──────── Given information
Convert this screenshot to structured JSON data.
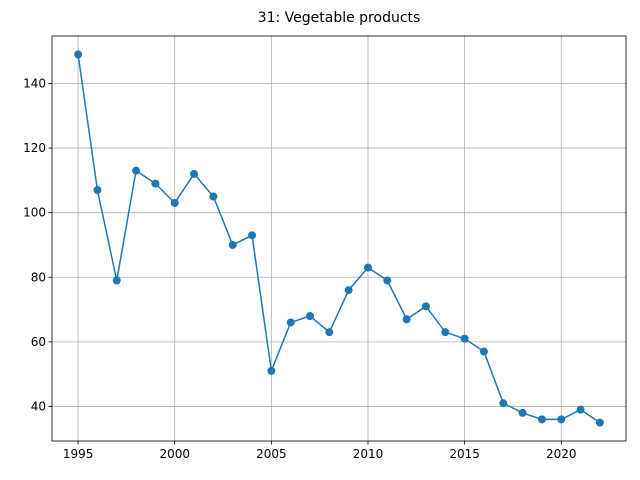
{
  "chart_data": {
    "type": "line",
    "title": "31: Vegetable products",
    "x": [
      1995,
      1996,
      1997,
      1998,
      1999,
      2000,
      2001,
      2002,
      2003,
      2004,
      2005,
      2006,
      2007,
      2008,
      2009,
      2010,
      2011,
      2012,
      2013,
      2014,
      2015,
      2016,
      2017,
      2018,
      2019,
      2020,
      2021,
      2022
    ],
    "series": [
      {
        "name": "Vegetable products",
        "color": "#1f77b4",
        "values": [
          149,
          107,
          79,
          113,
          109,
          103,
          112,
          105,
          90,
          93,
          51,
          66,
          68,
          63,
          76,
          83,
          79,
          67,
          71,
          63,
          61,
          57,
          41,
          38,
          36,
          36,
          39,
          35
        ]
      }
    ],
    "xlim": [
      1993.65,
      2023.35
    ],
    "ylim": [
      29.3,
      154.7
    ],
    "xticks": [
      1995,
      2000,
      2005,
      2010,
      2015,
      2020
    ],
    "yticks": [
      40,
      60,
      80,
      100,
      120,
      140
    ],
    "grid": true
  }
}
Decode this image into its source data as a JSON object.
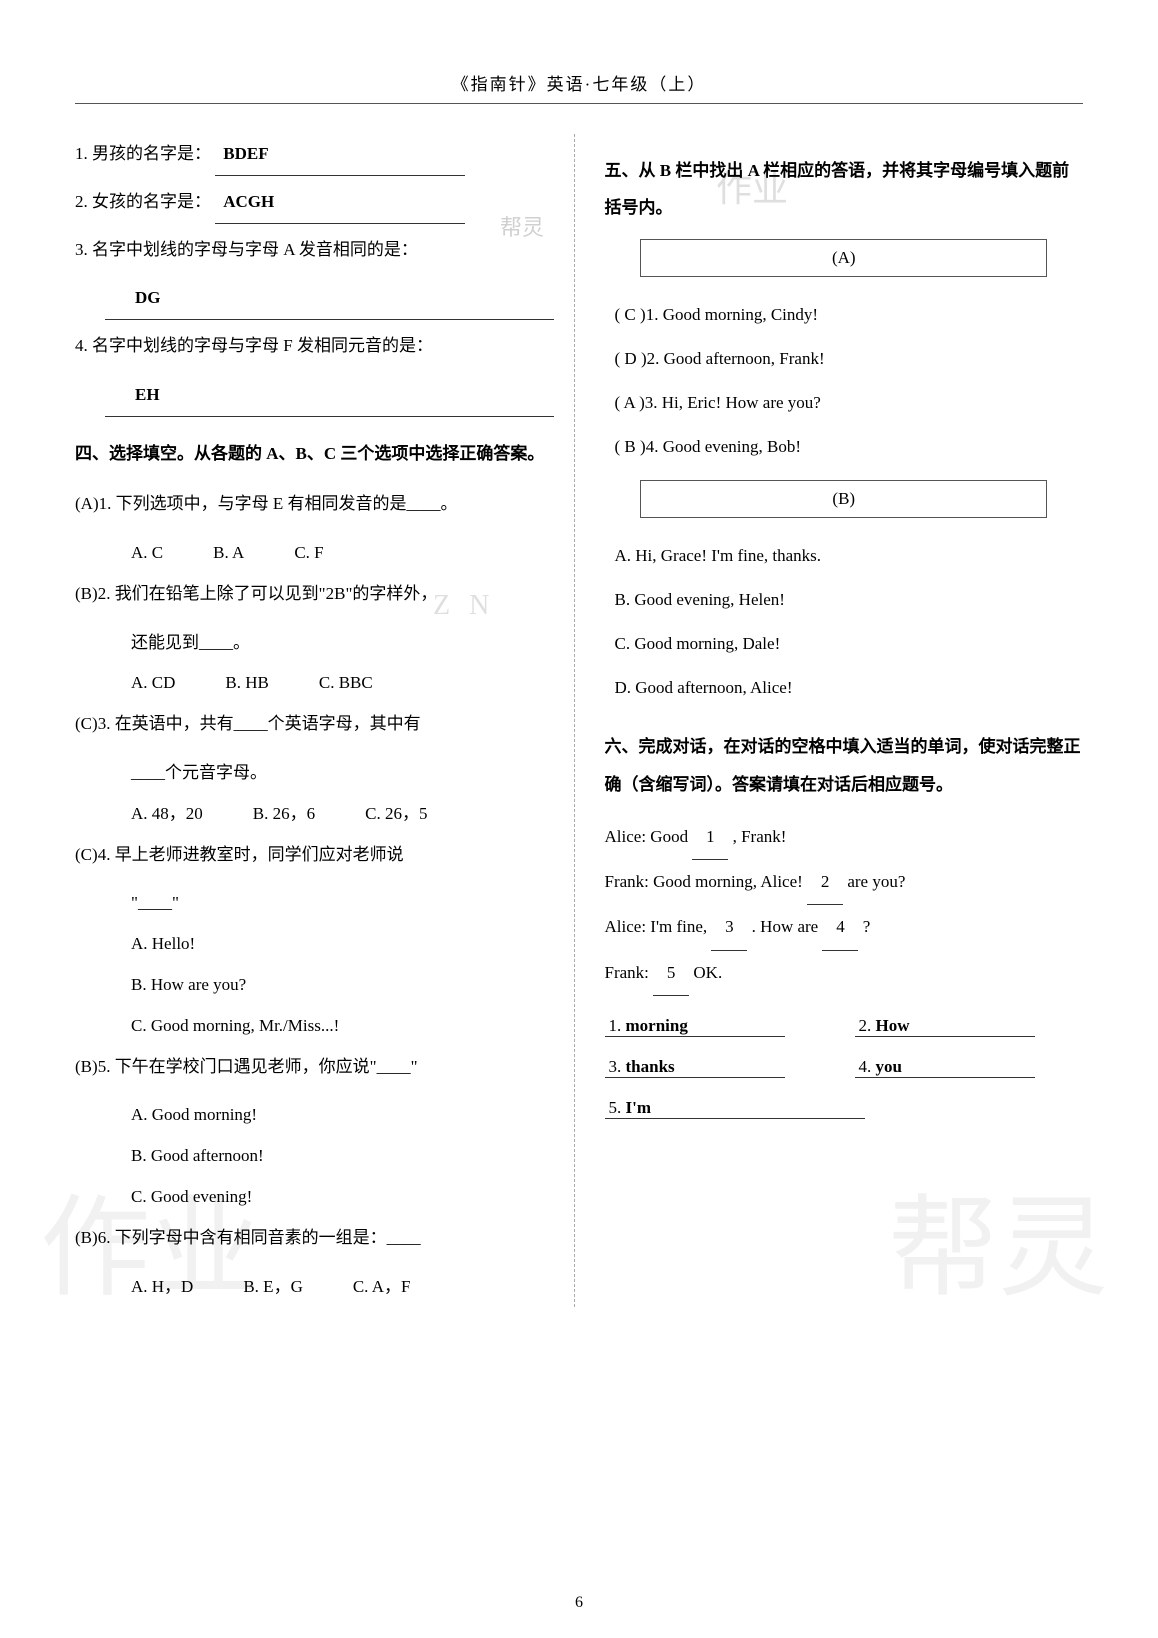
{
  "header": "《指南针》英语·七年级（上）",
  "page_number": "6",
  "watermark_left": "作业",
  "watermark_right": "帮灵",
  "watermark_small": "作业",
  "watermark_logo": "帮灵",
  "zn_mark": "Z N",
  "left": {
    "q1": {
      "label": "1. 男孩的名字是：",
      "answer": "BDEF"
    },
    "q2": {
      "label": "2. 女孩的名字是：",
      "answer": "ACGH"
    },
    "q3": {
      "label": "3. 名字中划线的字母与字母 A 发音相同的是：",
      "answer": "DG"
    },
    "q4": {
      "label": "4. 名字中划线的字母与字母 F 发相同元音的是：",
      "answer": "EH"
    },
    "section4_title": "四、选择填空。从各题的 A、B、C 三个选项中选择正确答案。",
    "mc": [
      {
        "ans": "A",
        "num": "1",
        "text": "下列选项中，与字母 E 有相同发音的是____。",
        "opts": [
          "A. C",
          "B. A",
          "C. F"
        ]
      },
      {
        "ans": "B",
        "num": "2",
        "text": "我们在铅笔上除了可以见到\"2B\"的字样外，",
        "text2": "还能见到____。",
        "opts": [
          "A. CD",
          "B. HB",
          "C. BBC"
        ]
      },
      {
        "ans": "C",
        "num": "3",
        "text": "在英语中，共有____个英语字母，其中有",
        "text2": "____个元音字母。",
        "opts": [
          "A. 48，20",
          "B. 26，6",
          "C. 26，5"
        ]
      },
      {
        "ans": "C",
        "num": "4",
        "text": "早上老师进教室时，同学们应对老师说",
        "text2": "\"____\"",
        "vopts": [
          "A. Hello!",
          "B. How are you?",
          "C. Good morning, Mr./Miss...!"
        ]
      },
      {
        "ans": "B",
        "num": "5",
        "text": "下午在学校门口遇见老师，你应说\"____\"",
        "vopts": [
          "A. Good morning!",
          "B. Good afternoon!",
          "C. Good evening!"
        ]
      },
      {
        "ans": "B",
        "num": "6",
        "text": "下列字母中含有相同音素的一组是：____",
        "opts": [
          "A. H，D",
          "B. E，G",
          "C. A，F"
        ]
      }
    ]
  },
  "right": {
    "section5_title": "五、从 B 栏中找出 A 栏相应的答语，并将其字母编号填入题前括号内。",
    "box_a": "(A)",
    "a_items": [
      {
        "ans": "C",
        "num": "1",
        "text": "Good morning, Cindy!"
      },
      {
        "ans": "D",
        "num": "2",
        "text": "Good afternoon, Frank!"
      },
      {
        "ans": "A",
        "num": "3",
        "text": "Hi, Eric! How are you?"
      },
      {
        "ans": "B",
        "num": "4",
        "text": "Good evening, Bob!"
      }
    ],
    "box_b": "(B)",
    "b_items": [
      "A. Hi, Grace! I'm fine, thanks.",
      "B. Good evening, Helen!",
      "C. Good morning, Dale!",
      "D. Good afternoon, Alice!"
    ],
    "section6_title": "六、完成对话，在对话的空格中填入适当的单词，使对话完整正确（含缩写词）。答案请填在对话后相应题号。",
    "dialogue": [
      "Alice: Good __1__ , Frank!",
      "Frank: Good morning, Alice! __2__ are you?",
      "Alice: I'm fine, __3__ . How are __4__ ?",
      "Frank: __5__ OK."
    ],
    "answers": [
      {
        "num": "1",
        "val": "morning"
      },
      {
        "num": "2",
        "val": "How"
      },
      {
        "num": "3",
        "val": "thanks"
      },
      {
        "num": "4",
        "val": "you"
      },
      {
        "num": "5",
        "val": "I'm"
      }
    ]
  }
}
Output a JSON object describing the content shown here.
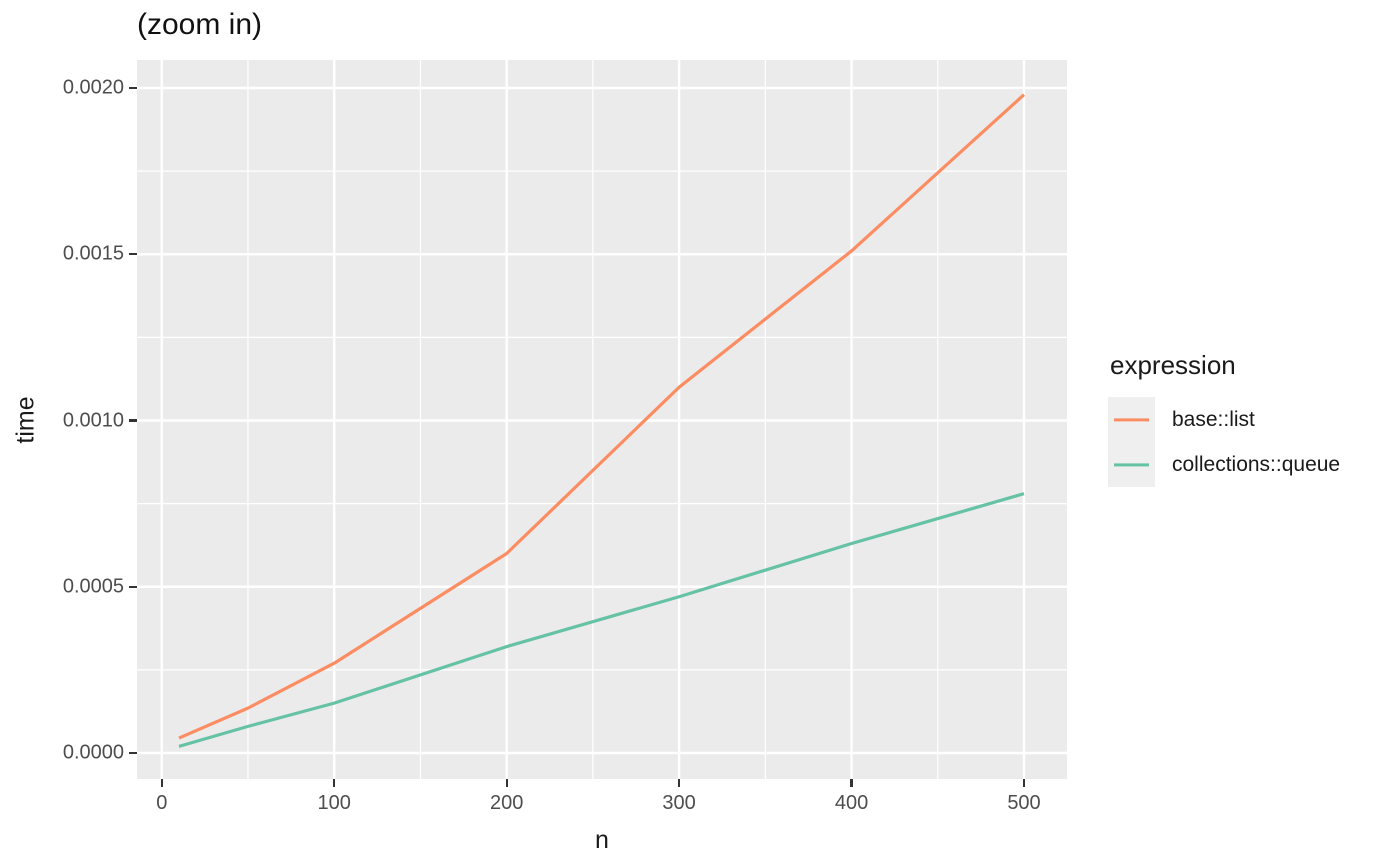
{
  "title": "(zoom in)",
  "axes": {
    "x": {
      "label": "n"
    },
    "y": {
      "label": "time"
    }
  },
  "legend": {
    "title": "expression",
    "items": [
      {
        "label": "base::list",
        "color": "#FC8D62"
      },
      {
        "label": "collections::queue",
        "color": "#66C2A5"
      }
    ]
  },
  "colors": {
    "panel_background": "#EBEBEB",
    "gridline": "#FFFFFF",
    "tick_text": "#4D4D4D",
    "axis_title_text": "#1a1a1a",
    "tick_mark": "#333333",
    "legend_key_background": "#EFEFEF",
    "series_orange": "#FC8D62",
    "series_teal": "#66C2A5"
  },
  "chart_data": {
    "type": "line",
    "title": "(zoom in)",
    "xlabel": "n",
    "ylabel": "time",
    "x": [
      10,
      50,
      100,
      200,
      300,
      400,
      500
    ],
    "series": [
      {
        "name": "base::list",
        "color": "#FC8D62",
        "values": [
          4.5e-05,
          0.000135,
          0.00027,
          0.0006,
          0.0011,
          0.00151,
          0.00198
        ]
      },
      {
        "name": "collections::queue",
        "color": "#66C2A5",
        "values": [
          2e-05,
          8e-05,
          0.00015,
          0.00032,
          0.00047,
          0.00063,
          0.00078
        ]
      }
    ],
    "x_ticks": {
      "values": [
        0,
        100,
        200,
        300,
        400,
        500
      ],
      "labels": [
        "0",
        "100",
        "200",
        "300",
        "400",
        "500"
      ]
    },
    "y_ticks": {
      "values": [
        0,
        0.0005,
        0.001,
        0.0015,
        0.002
      ],
      "labels": [
        "0.0000",
        "0.0005",
        "0.0010",
        "0.0015",
        "0.0020"
      ]
    },
    "xlim": [
      0,
      500
    ],
    "ylim": [
      0,
      0.002
    ],
    "grid": "major+minor white on grey panel",
    "legend_position": "right"
  }
}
────────────────
Restate each line of the records exactly; pictures do not belong in the copy.

### Output below
Convert this screenshot to structured JSON data.
{
  "chart_data": {
    "type": "line",
    "title": "31: Vegetable products",
    "x": [
      1995,
      1996,
      1997,
      1998,
      1999,
      2000,
      2001,
      2002,
      2003,
      2004,
      2005,
      2006,
      2007,
      2008,
      2009,
      2010,
      2011,
      2012,
      2013,
      2014,
      2015,
      2016,
      2017,
      2018,
      2019,
      2020,
      2021,
      2022
    ],
    "series": [
      {
        "name": "Vegetable products",
        "color": "#1f77b4",
        "values": [
          149,
          107,
          79,
          113,
          109,
          103,
          112,
          105,
          90,
          93,
          51,
          66,
          68,
          63,
          76,
          83,
          79,
          67,
          71,
          63,
          61,
          57,
          41,
          38,
          36,
          36,
          39,
          35
        ]
      }
    ],
    "xlim": [
      1993.65,
      2023.35
    ],
    "ylim": [
      29.3,
      154.7
    ],
    "xticks": [
      1995,
      2000,
      2005,
      2010,
      2015,
      2020
    ],
    "yticks": [
      40,
      60,
      80,
      100,
      120,
      140
    ],
    "grid": true
  }
}
Decode this image into its source data as a JSON object.
{
  "header": "《指南针》英语·七年级（上）",
  "page_number": "6",
  "watermark_left": "作业",
  "watermark_right": "帮灵",
  "watermark_small": "作业",
  "watermark_logo": "帮灵",
  "zn_mark": "Z N",
  "left": {
    "q1": {
      "label": "1. 男孩的名字是：",
      "answer": "BDEF"
    },
    "q2": {
      "label": "2. 女孩的名字是：",
      "answer": "ACGH"
    },
    "q3": {
      "label": "3. 名字中划线的字母与字母 A 发音相同的是：",
      "answer": "DG"
    },
    "q4": {
      "label": "4. 名字中划线的字母与字母 F 发相同元音的是：",
      "answer": "EH"
    },
    "section4_title": "四、选择填空。从各题的 A、B、C 三个选项中选择正确答案。",
    "mc": [
      {
        "ans": "A",
        "num": "1",
        "text": "下列选项中，与字母 E 有相同发音的是____。",
        "opts": [
          "A. C",
          "B. A",
          "C. F"
        ]
      },
      {
        "ans": "B",
        "num": "2",
        "text": "我们在铅笔上除了可以见到\"2B\"的字样外，",
        "text2": "还能见到____。",
        "opts": [
          "A. CD",
          "B. HB",
          "C. BBC"
        ]
      },
      {
        "ans": "C",
        "num": "3",
        "text": "在英语中，共有____个英语字母，其中有",
        "text2": "____个元音字母。",
        "opts": [
          "A. 48，20",
          "B. 26，6",
          "C. 26，5"
        ]
      },
      {
        "ans": "C",
        "num": "4",
        "text": "早上老师进教室时，同学们应对老师说",
        "text2": "\"____\"",
        "vopts": [
          "A. Hello!",
          "B. How are you?",
          "C. Good morning, Mr./Miss...!"
        ]
      },
      {
        "ans": "B",
        "num": "5",
        "text": "下午在学校门口遇见老师，你应说\"____\"",
        "vopts": [
          "A. Good morning!",
          "B. Good afternoon!",
          "C. Good evening!"
        ]
      },
      {
        "ans": "B",
        "num": "6",
        "text": "下列字母中含有相同音素的一组是：____",
        "opts": [
          "A. H，D",
          "B. E，G",
          "C. A，F"
        ]
      }
    ]
  },
  "right": {
    "section5_title": "五、从 B 栏中找出 A 栏相应的答语，并将其字母编号填入题前括号内。",
    "box_a": "(A)",
    "a_items": [
      {
        "ans": "C",
        "num": "1",
        "text": "Good morning, Cindy!"
      },
      {
        "ans": "D",
        "num": "2",
        "text": "Good afternoon, Frank!"
      },
      {
        "ans": "A",
        "num": "3",
        "text": "Hi, Eric! How are you?"
      },
      {
        "ans": "B",
        "num": "4",
        "text": "Good evening, Bob!"
      }
    ],
    "box_b": "(B)",
    "b_items": [
      "A. Hi, Grace! I'm fine, thanks.",
      "B. Good evening, Helen!",
      "C. Good morning, Dale!",
      "D. Good afternoon, Alice!"
    ],
    "section6_title": "六、完成对话，在对话的空格中填入适当的单词，使对话完整正确（含缩写词）。答案请填在对话后相应题号。",
    "dialogue": [
      "Alice: Good __1__ , Frank!",
      "Frank: Good morning, Alice! __2__ are you?",
      "Alice: I'm fine, __3__ . How are __4__ ?",
      "Frank: __5__ OK."
    ],
    "answers": [
      {
        "num": "1",
        "val": "morning"
      },
      {
        "num": "2",
        "val": "How"
      },
      {
        "num": "3",
        "val": "thanks"
      },
      {
        "num": "4",
        "val": "you"
      },
      {
        "num": "5",
        "val": "I'm"
      }
    ]
  }
}
Output a JSON object describing the content shown here.
{
  "title": "(zoom in)",
  "axes": {
    "x": {
      "label": "n"
    },
    "y": {
      "label": "time"
    }
  },
  "legend": {
    "title": "expression",
    "items": [
      {
        "label": "base::list",
        "color": "#FC8D62"
      },
      {
        "label": "collections::queue",
        "color": "#66C2A5"
      }
    ]
  },
  "colors": {
    "panel_background": "#EBEBEB",
    "gridline": "#FFFFFF",
    "tick_text": "#4D4D4D",
    "axis_title_text": "#1a1a1a",
    "tick_mark": "#333333",
    "legend_key_background": "#EFEFEF",
    "series_orange": "#FC8D62",
    "series_teal": "#66C2A5"
  },
  "chart_data": {
    "type": "line",
    "title": "(zoom in)",
    "xlabel": "n",
    "ylabel": "time",
    "x": [
      10,
      50,
      100,
      200,
      300,
      400,
      500
    ],
    "series": [
      {
        "name": "base::list",
        "color": "#FC8D62",
        "values": [
          4.5e-05,
          0.000135,
          0.00027,
          0.0006,
          0.0011,
          0.00151,
          0.00198
        ]
      },
      {
        "name": "collections::queue",
        "color": "#66C2A5",
        "values": [
          2e-05,
          8e-05,
          0.00015,
          0.00032,
          0.00047,
          0.00063,
          0.00078
        ]
      }
    ],
    "x_ticks": {
      "values": [
        0,
        100,
        200,
        300,
        400,
        500
      ],
      "labels": [
        "0",
        "100",
        "200",
        "300",
        "400",
        "500"
      ]
    },
    "y_ticks": {
      "values": [
        0,
        0.0005,
        0.001,
        0.0015,
        0.002
      ],
      "labels": [
        "0.0000",
        "0.0005",
        "0.0010",
        "0.0015",
        "0.0020"
      ]
    },
    "xlim": [
      0,
      500
    ],
    "ylim": [
      0,
      0.002
    ],
    "grid": "major+minor white on grey panel",
    "legend_position": "right"
  }
}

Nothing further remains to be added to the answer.